EXERCISE REQUIREMENTS: Can you copy every line of the listing below exactly, character for character?

Items listed in a dataset:
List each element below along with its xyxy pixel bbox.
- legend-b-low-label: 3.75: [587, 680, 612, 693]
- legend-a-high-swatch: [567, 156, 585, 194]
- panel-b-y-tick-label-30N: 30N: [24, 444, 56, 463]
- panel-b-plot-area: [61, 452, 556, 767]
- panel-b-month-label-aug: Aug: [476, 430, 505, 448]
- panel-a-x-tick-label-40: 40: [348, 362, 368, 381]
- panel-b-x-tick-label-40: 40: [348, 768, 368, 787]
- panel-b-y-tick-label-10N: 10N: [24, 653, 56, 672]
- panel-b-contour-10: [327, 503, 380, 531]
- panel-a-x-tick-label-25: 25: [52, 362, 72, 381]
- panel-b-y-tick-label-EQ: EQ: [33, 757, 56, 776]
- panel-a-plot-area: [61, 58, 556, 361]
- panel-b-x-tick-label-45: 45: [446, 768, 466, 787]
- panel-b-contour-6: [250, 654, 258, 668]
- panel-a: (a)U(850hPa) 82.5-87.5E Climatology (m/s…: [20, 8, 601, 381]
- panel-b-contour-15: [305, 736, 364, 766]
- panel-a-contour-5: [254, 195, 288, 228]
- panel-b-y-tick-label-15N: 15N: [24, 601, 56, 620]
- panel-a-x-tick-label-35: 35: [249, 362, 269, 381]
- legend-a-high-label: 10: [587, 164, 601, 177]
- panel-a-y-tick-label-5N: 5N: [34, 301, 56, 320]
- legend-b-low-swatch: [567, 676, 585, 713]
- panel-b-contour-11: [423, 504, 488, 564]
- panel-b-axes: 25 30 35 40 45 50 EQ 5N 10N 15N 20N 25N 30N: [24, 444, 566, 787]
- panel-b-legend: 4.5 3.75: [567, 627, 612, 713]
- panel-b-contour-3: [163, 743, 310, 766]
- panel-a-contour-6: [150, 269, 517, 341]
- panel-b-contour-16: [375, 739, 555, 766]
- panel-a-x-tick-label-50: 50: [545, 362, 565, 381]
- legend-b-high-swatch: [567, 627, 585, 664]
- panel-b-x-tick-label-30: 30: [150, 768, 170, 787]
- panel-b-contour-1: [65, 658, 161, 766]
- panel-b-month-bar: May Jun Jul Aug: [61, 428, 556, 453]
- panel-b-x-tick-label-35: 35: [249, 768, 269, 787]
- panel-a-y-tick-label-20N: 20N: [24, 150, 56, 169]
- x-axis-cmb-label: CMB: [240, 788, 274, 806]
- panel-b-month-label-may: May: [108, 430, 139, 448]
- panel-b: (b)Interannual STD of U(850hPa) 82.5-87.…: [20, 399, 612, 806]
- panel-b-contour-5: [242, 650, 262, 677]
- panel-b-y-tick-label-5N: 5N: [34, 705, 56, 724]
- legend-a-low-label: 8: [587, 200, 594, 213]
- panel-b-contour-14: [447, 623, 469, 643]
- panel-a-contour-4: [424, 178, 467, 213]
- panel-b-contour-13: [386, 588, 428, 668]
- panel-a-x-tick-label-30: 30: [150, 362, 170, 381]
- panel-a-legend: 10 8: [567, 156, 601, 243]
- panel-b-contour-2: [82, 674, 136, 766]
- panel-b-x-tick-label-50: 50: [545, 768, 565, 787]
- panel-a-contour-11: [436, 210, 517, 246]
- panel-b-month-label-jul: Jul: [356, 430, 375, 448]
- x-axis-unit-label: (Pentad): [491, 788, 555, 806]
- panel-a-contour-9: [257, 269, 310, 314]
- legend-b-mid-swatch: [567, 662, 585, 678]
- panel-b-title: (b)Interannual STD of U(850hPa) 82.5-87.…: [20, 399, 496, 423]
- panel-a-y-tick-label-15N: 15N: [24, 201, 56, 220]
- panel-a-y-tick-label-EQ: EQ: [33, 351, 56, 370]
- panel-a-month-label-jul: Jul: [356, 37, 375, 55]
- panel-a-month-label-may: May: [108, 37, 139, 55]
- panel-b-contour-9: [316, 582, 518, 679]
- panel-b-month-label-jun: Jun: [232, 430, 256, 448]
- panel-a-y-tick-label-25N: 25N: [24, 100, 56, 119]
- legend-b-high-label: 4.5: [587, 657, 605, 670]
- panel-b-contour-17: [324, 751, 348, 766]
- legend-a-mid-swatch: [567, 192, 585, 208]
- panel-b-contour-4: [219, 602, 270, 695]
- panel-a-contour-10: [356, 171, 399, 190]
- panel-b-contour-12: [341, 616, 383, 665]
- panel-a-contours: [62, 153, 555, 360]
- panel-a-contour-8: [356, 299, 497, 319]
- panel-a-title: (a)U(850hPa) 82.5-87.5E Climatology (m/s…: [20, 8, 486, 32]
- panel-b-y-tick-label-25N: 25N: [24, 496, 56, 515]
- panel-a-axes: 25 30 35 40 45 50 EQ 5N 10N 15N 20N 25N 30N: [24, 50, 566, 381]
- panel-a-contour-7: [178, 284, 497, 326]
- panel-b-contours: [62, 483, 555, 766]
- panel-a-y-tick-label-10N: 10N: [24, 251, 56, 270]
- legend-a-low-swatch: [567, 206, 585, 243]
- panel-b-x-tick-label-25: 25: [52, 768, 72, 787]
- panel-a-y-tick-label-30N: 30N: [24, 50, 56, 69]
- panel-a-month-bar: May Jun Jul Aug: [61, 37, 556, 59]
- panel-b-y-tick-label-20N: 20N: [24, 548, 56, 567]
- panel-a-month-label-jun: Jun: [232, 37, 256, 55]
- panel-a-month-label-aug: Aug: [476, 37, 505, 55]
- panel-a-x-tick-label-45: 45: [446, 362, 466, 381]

RESULT OF THE TASK:
List each element below along with its xyxy pixel bbox.
- legend-b-low-label: 3.75: [587, 680, 612, 693]
- legend-a-high-swatch: [567, 156, 585, 194]
- panel-b-y-tick-label-30N: 30N: [24, 444, 56, 463]
- panel-b-plot-area: [61, 452, 556, 767]
- panel-b-month-label-aug: Aug: [476, 430, 505, 448]
- panel-a-x-tick-label-40: 40: [348, 362, 368, 381]
- panel-b-x-tick-label-40: 40: [348, 768, 368, 787]
- panel-b-y-tick-label-10N: 10N: [24, 653, 56, 672]
- panel-b-contour-10: [327, 503, 380, 531]
- panel-a-x-tick-label-25: 25: [52, 362, 72, 381]
- panel-b-y-tick-label-EQ: EQ: [33, 757, 56, 776]
- panel-a-plot-area: [61, 58, 556, 361]
- panel-b-x-tick-label-45: 45: [446, 768, 466, 787]
- panel-b-contour-6: [250, 654, 258, 668]
- panel-a: (a)U(850hPa) 82.5-87.5E Climatology (m/s…: [20, 8, 601, 381]
- panel-b-contour-15: [305, 736, 364, 766]
- panel-a-contour-5: [254, 195, 288, 228]
- panel-b-y-tick-label-15N: 15N: [24, 601, 56, 620]
- panel-a-x-tick-label-35: 35: [249, 362, 269, 381]
- legend-a-high-label: 10: [587, 164, 601, 177]
- panel-a-y-tick-label-5N: 5N: [34, 301, 56, 320]
- legend-b-low-swatch: [567, 676, 585, 713]
- panel-b-contour-11: [423, 504, 488, 564]
- panel-b-axes: 25 30 35 40 45 50 EQ 5N 10N 15N 20N 25N 30N: [24, 444, 566, 787]
- panel-b-legend: 4.5 3.75: [567, 627, 612, 713]
- panel-b-contour-3: [163, 743, 310, 766]
- panel-a-contour-6: [150, 269, 517, 341]
- panel-b-contour-16: [375, 739, 555, 766]
- panel-a-x-tick-label-50: 50: [545, 362, 565, 381]
- legend-b-high-swatch: [567, 627, 585, 664]
- panel-b-x-tick-label-30: 30: [150, 768, 170, 787]
- panel-b-contour-1: [65, 658, 161, 766]
- panel-b-month-bar: May Jun Jul Aug: [61, 428, 556, 453]
- panel-b-x-tick-label-35: 35: [249, 768, 269, 787]
- panel-a-y-tick-label-20N: 20N: [24, 150, 56, 169]
- x-axis-cmb-label: CMB: [240, 788, 274, 806]
- panel-b-month-label-may: May: [108, 430, 139, 448]
- panel-b: (b)Interannual STD of U(850hPa) 82.5-87.…: [20, 399, 612, 806]
- panel-b-contour-5: [242, 650, 262, 677]
- panel-b-y-tick-label-5N: 5N: [34, 705, 56, 724]
- legend-a-low-label: 8: [587, 200, 594, 213]
- panel-b-contour-14: [447, 623, 469, 643]
- panel-a-contour-4: [424, 178, 467, 213]
- panel-b-contour-13: [386, 588, 428, 668]
- panel-a-x-tick-label-30: 30: [150, 362, 170, 381]
- panel-a-legend: 10 8: [567, 156, 601, 243]
- panel-b-contour-2: [82, 674, 136, 766]
- panel-b-x-tick-label-50: 50: [545, 768, 565, 787]
- panel-a-contour-11: [436, 210, 517, 246]
- panel-b-month-label-jul: Jul: [356, 430, 375, 448]
- x-axis-unit-label: (Pentad): [491, 788, 555, 806]
- panel-a-contour-9: [257, 269, 310, 314]
- legend-b-mid-swatch: [567, 662, 585, 678]
- panel-b-title: (b)Interannual STD of U(850hPa) 82.5-87.…: [20, 399, 496, 423]
- panel-a-y-tick-label-15N: 15N: [24, 201, 56, 220]
- panel-a-y-tick-label-EQ: EQ: [33, 351, 56, 370]
- panel-a-month-label-jul: Jul: [356, 37, 375, 55]
- panel-a-month-label-may: May: [108, 37, 139, 55]
- panel-b-contour-9: [316, 582, 518, 679]
- panel-b-month-label-jun: Jun: [232, 430, 256, 448]
- panel-a-y-tick-label-25N: 25N: [24, 100, 56, 119]
- legend-b-high-label: 4.5: [587, 657, 605, 670]
- panel-b-contour-17: [324, 751, 348, 766]
- legend-a-mid-swatch: [567, 192, 585, 208]
- panel-b-contour-4: [219, 602, 270, 695]
- panel-a-contour-10: [356, 171, 399, 190]
- panel-b-contour-12: [341, 616, 383, 665]
- panel-a-contours: [62, 153, 555, 360]
- panel-a-contour-8: [356, 299, 497, 319]
- panel-a-title: (a)U(850hPa) 82.5-87.5E Climatology (m/s…: [20, 8, 486, 32]
- panel-b-y-tick-label-25N: 25N: [24, 496, 56, 515]
- panel-a-axes: 25 30 35 40 45 50 EQ 5N 10N 15N 20N 25N 30N: [24, 50, 566, 381]
- panel-a-contour-7: [178, 284, 497, 326]
- panel-b-contours: [62, 483, 555, 766]
- panel-a-y-tick-label-10N: 10N: [24, 251, 56, 270]
- legend-a-low-swatch: [567, 206, 585, 243]
- panel-b-x-tick-label-25: 25: [52, 768, 72, 787]
- panel-a-y-tick-label-30N: 30N: [24, 50, 56, 69]
- panel-a-month-bar: May Jun Jul Aug: [61, 37, 556, 59]
- panel-b-y-tick-label-20N: 20N: [24, 548, 56, 567]
- panel-a-month-label-jun: Jun: [232, 37, 256, 55]
- panel-a-month-label-aug: Aug: [476, 37, 505, 55]
- panel-a-x-tick-label-45: 45: [446, 362, 466, 381]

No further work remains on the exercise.